═════ Entries provided
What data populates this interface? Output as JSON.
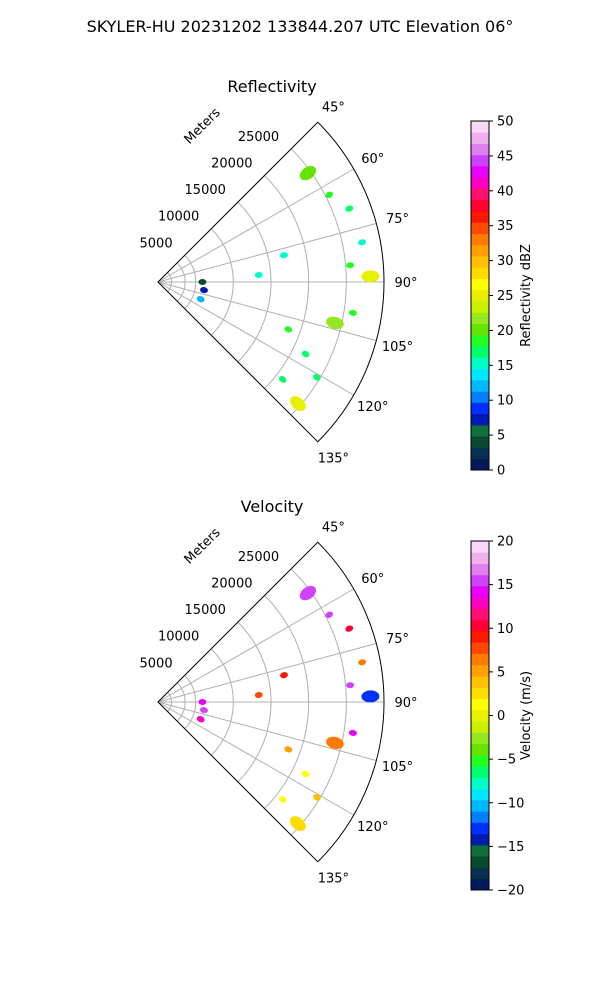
{
  "figure_title": "SKYLER-HU  20231202  133844.207 UTC Elevation 06°",
  "chart_data": [
    {
      "type": "polar-sector",
      "title": "Reflectivity",
      "range_label": "Meters",
      "range_ticks": [
        5000,
        10000,
        15000,
        20000,
        25000
      ],
      "range_max_m": 30000,
      "azimuth_range_deg": [
        45,
        135
      ],
      "azimuth_ticks": [
        "45°",
        "60°",
        "75°",
        "90°",
        "105°",
        "120°",
        "135°"
      ],
      "colorbar": {
        "label": "Reflectivity dBZ",
        "min": 0,
        "max": 50,
        "ticks": [
          "0",
          "5",
          "10",
          "15",
          "20",
          "25",
          "30",
          "35",
          "40",
          "45",
          "50"
        ],
        "colors": [
          "#021a5a",
          "#083050",
          "#0a4a30",
          "#0f6e3a",
          "#001bb0",
          "#0030ff",
          "#0080ff",
          "#00b8ff",
          "#00e8ff",
          "#00ffc8",
          "#00ff6a",
          "#20ff20",
          "#66e400",
          "#96e81e",
          "#c8f000",
          "#e8f000",
          "#ffff00",
          "#ffdc00",
          "#ffc000",
          "#ffa000",
          "#ff7a00",
          "#ff4a00",
          "#ff1800",
          "#ff0030",
          "#ff1070",
          "#ff00c0",
          "#e800ff",
          "#d040ff",
          "#e080f0",
          "#f0b0f0",
          "#f8d8f8"
        ]
      },
      "echo_cells": [
        {
          "r_km": 24.6,
          "az": 54,
          "dbz": 20
        },
        {
          "r_km": 25.5,
          "az": 63,
          "dbz": 19
        },
        {
          "r_km": 27.2,
          "az": 69,
          "dbz": 17
        },
        {
          "r_km": 27.6,
          "az": 79,
          "dbz": 15
        },
        {
          "r_km": 25.6,
          "az": 85,
          "dbz": 18
        },
        {
          "r_km": 28.2,
          "az": 88.5,
          "dbz": 25
        },
        {
          "r_km": 26.2,
          "az": 99,
          "dbz": 19
        },
        {
          "r_km": 24.1,
          "az": 103,
          "dbz": 22
        },
        {
          "r_km": 18.4,
          "az": 110,
          "dbz": 18
        },
        {
          "r_km": 21.8,
          "az": 116,
          "dbz": 17
        },
        {
          "r_km": 24.6,
          "az": 121,
          "dbz": 17
        },
        {
          "r_km": 24.6,
          "az": 131,
          "dbz": 25
        },
        {
          "r_km": 21.0,
          "az": 128,
          "dbz": 17
        },
        {
          "r_km": 5.9,
          "az": 90,
          "dbz": 4
        },
        {
          "r_km": 6.2,
          "az": 100,
          "dbz": 8
        },
        {
          "r_km": 6.1,
          "az": 112,
          "dbz": 12
        },
        {
          "r_km": 13.4,
          "az": 86,
          "dbz": 16
        },
        {
          "r_km": 17.1,
          "az": 78,
          "dbz": 15
        }
      ]
    },
    {
      "type": "polar-sector",
      "title": "Velocity",
      "range_label": "Meters",
      "range_ticks": [
        5000,
        10000,
        15000,
        20000,
        25000
      ],
      "range_max_m": 30000,
      "azimuth_range_deg": [
        45,
        135
      ],
      "azimuth_ticks": [
        "45°",
        "60°",
        "75°",
        "90°",
        "105°",
        "120°",
        "135°"
      ],
      "colorbar": {
        "label": "Velocity (m/s)",
        "min": -20,
        "max": 20,
        "ticks": [
          "−20",
          "−15",
          "−10",
          "−5",
          "0",
          "5",
          "10",
          "15",
          "20"
        ],
        "colors": [
          "#021a5a",
          "#083050",
          "#0a4a30",
          "#0f6e3a",
          "#001bb0",
          "#0030ff",
          "#0080ff",
          "#00b8ff",
          "#00e8ff",
          "#00ffc8",
          "#00ff6a",
          "#20ff20",
          "#66e400",
          "#96e81e",
          "#c8f000",
          "#e8f000",
          "#ffff00",
          "#ffdc00",
          "#ffc000",
          "#ffa000",
          "#ff7a00",
          "#ff4a00",
          "#ff1800",
          "#ff0030",
          "#ff1070",
          "#ff00c0",
          "#e800ff",
          "#d040ff",
          "#e080f0",
          "#f0b0f0",
          "#f8d8f8"
        ]
      },
      "echo_cells": [
        {
          "r_km": 24.6,
          "az": 54,
          "vel": 16
        },
        {
          "r_km": 25.5,
          "az": 63,
          "vel": 15
        },
        {
          "r_km": 27.2,
          "az": 69,
          "vel": 10
        },
        {
          "r_km": 27.6,
          "az": 79,
          "vel": 6
        },
        {
          "r_km": 25.6,
          "az": 85,
          "vel": 15
        },
        {
          "r_km": 28.2,
          "az": 88.5,
          "vel": -13
        },
        {
          "r_km": 26.2,
          "az": 99,
          "vel": 14
        },
        {
          "r_km": 24.1,
          "az": 103,
          "vel": 7
        },
        {
          "r_km": 18.4,
          "az": 110,
          "vel": 5
        },
        {
          "r_km": 21.8,
          "az": 116,
          "vel": 1
        },
        {
          "r_km": 24.6,
          "az": 121,
          "vel": 4
        },
        {
          "r_km": 24.6,
          "az": 131,
          "vel": 3
        },
        {
          "r_km": 21.0,
          "az": 128,
          "vel": 1
        },
        {
          "r_km": 5.9,
          "az": 90,
          "vel": 14
        },
        {
          "r_km": 6.2,
          "az": 100,
          "vel": 15
        },
        {
          "r_km": 6.1,
          "az": 112,
          "vel": 13
        },
        {
          "r_km": 13.4,
          "az": 86,
          "vel": 8
        },
        {
          "r_km": 17.1,
          "az": 78,
          "vel": 9
        }
      ]
    }
  ]
}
══════════
• Work to complete
From the records given above, reproduce all text exactly and exclude each picture.

• Solved problem
What data populates this interface? Output as JSON.
{
  "figure_title": "SKYLER-HU  20231202  133844.207 UTC Elevation 06°",
  "chart_data": [
    {
      "type": "polar-sector",
      "title": "Reflectivity",
      "range_label": "Meters",
      "range_ticks": [
        5000,
        10000,
        15000,
        20000,
        25000
      ],
      "range_max_m": 30000,
      "azimuth_range_deg": [
        45,
        135
      ],
      "azimuth_ticks": [
        "45°",
        "60°",
        "75°",
        "90°",
        "105°",
        "120°",
        "135°"
      ],
      "colorbar": {
        "label": "Reflectivity dBZ",
        "min": 0,
        "max": 50,
        "ticks": [
          "0",
          "5",
          "10",
          "15",
          "20",
          "25",
          "30",
          "35",
          "40",
          "45",
          "50"
        ],
        "colors": [
          "#021a5a",
          "#083050",
          "#0a4a30",
          "#0f6e3a",
          "#001bb0",
          "#0030ff",
          "#0080ff",
          "#00b8ff",
          "#00e8ff",
          "#00ffc8",
          "#00ff6a",
          "#20ff20",
          "#66e400",
          "#96e81e",
          "#c8f000",
          "#e8f000",
          "#ffff00",
          "#ffdc00",
          "#ffc000",
          "#ffa000",
          "#ff7a00",
          "#ff4a00",
          "#ff1800",
          "#ff0030",
          "#ff1070",
          "#ff00c0",
          "#e800ff",
          "#d040ff",
          "#e080f0",
          "#f0b0f0",
          "#f8d8f8"
        ]
      },
      "echo_cells": [
        {
          "r_km": 24.6,
          "az": 54,
          "dbz": 20
        },
        {
          "r_km": 25.5,
          "az": 63,
          "dbz": 19
        },
        {
          "r_km": 27.2,
          "az": 69,
          "dbz": 17
        },
        {
          "r_km": 27.6,
          "az": 79,
          "dbz": 15
        },
        {
          "r_km": 25.6,
          "az": 85,
          "dbz": 18
        },
        {
          "r_km": 28.2,
          "az": 88.5,
          "dbz": 25
        },
        {
          "r_km": 26.2,
          "az": 99,
          "dbz": 19
        },
        {
          "r_km": 24.1,
          "az": 103,
          "dbz": 22
        },
        {
          "r_km": 18.4,
          "az": 110,
          "dbz": 18
        },
        {
          "r_km": 21.8,
          "az": 116,
          "dbz": 17
        },
        {
          "r_km": 24.6,
          "az": 121,
          "dbz": 17
        },
        {
          "r_km": 24.6,
          "az": 131,
          "dbz": 25
        },
        {
          "r_km": 21.0,
          "az": 128,
          "dbz": 17
        },
        {
          "r_km": 5.9,
          "az": 90,
          "dbz": 4
        },
        {
          "r_km": 6.2,
          "az": 100,
          "dbz": 8
        },
        {
          "r_km": 6.1,
          "az": 112,
          "dbz": 12
        },
        {
          "r_km": 13.4,
          "az": 86,
          "dbz": 16
        },
        {
          "r_km": 17.1,
          "az": 78,
          "dbz": 15
        }
      ]
    },
    {
      "type": "polar-sector",
      "title": "Velocity",
      "range_label": "Meters",
      "range_ticks": [
        5000,
        10000,
        15000,
        20000,
        25000
      ],
      "range_max_m": 30000,
      "azimuth_range_deg": [
        45,
        135
      ],
      "azimuth_ticks": [
        "45°",
        "60°",
        "75°",
        "90°",
        "105°",
        "120°",
        "135°"
      ],
      "colorbar": {
        "label": "Velocity (m/s)",
        "min": -20,
        "max": 20,
        "ticks": [
          "−20",
          "−15",
          "−10",
          "−5",
          "0",
          "5",
          "10",
          "15",
          "20"
        ],
        "colors": [
          "#021a5a",
          "#083050",
          "#0a4a30",
          "#0f6e3a",
          "#001bb0",
          "#0030ff",
          "#0080ff",
          "#00b8ff",
          "#00e8ff",
          "#00ffc8",
          "#00ff6a",
          "#20ff20",
          "#66e400",
          "#96e81e",
          "#c8f000",
          "#e8f000",
          "#ffff00",
          "#ffdc00",
          "#ffc000",
          "#ffa000",
          "#ff7a00",
          "#ff4a00",
          "#ff1800",
          "#ff0030",
          "#ff1070",
          "#ff00c0",
          "#e800ff",
          "#d040ff",
          "#e080f0",
          "#f0b0f0",
          "#f8d8f8"
        ]
      },
      "echo_cells": [
        {
          "r_km": 24.6,
          "az": 54,
          "vel": 16
        },
        {
          "r_km": 25.5,
          "az": 63,
          "vel": 15
        },
        {
          "r_km": 27.2,
          "az": 69,
          "vel": 10
        },
        {
          "r_km": 27.6,
          "az": 79,
          "vel": 6
        },
        {
          "r_km": 25.6,
          "az": 85,
          "vel": 15
        },
        {
          "r_km": 28.2,
          "az": 88.5,
          "vel": -13
        },
        {
          "r_km": 26.2,
          "az": 99,
          "vel": 14
        },
        {
          "r_km": 24.1,
          "az": 103,
          "vel": 7
        },
        {
          "r_km": 18.4,
          "az": 110,
          "vel": 5
        },
        {
          "r_km": 21.8,
          "az": 116,
          "vel": 1
        },
        {
          "r_km": 24.6,
          "az": 121,
          "vel": 4
        },
        {
          "r_km": 24.6,
          "az": 131,
          "vel": 3
        },
        {
          "r_km": 21.0,
          "az": 128,
          "vel": 1
        },
        {
          "r_km": 5.9,
          "az": 90,
          "vel": 14
        },
        {
          "r_km": 6.2,
          "az": 100,
          "vel": 15
        },
        {
          "r_km": 6.1,
          "az": 112,
          "vel": 13
        },
        {
          "r_km": 13.4,
          "az": 86,
          "vel": 8
        },
        {
          "r_km": 17.1,
          "az": 78,
          "vel": 9
        }
      ]
    }
  ]
}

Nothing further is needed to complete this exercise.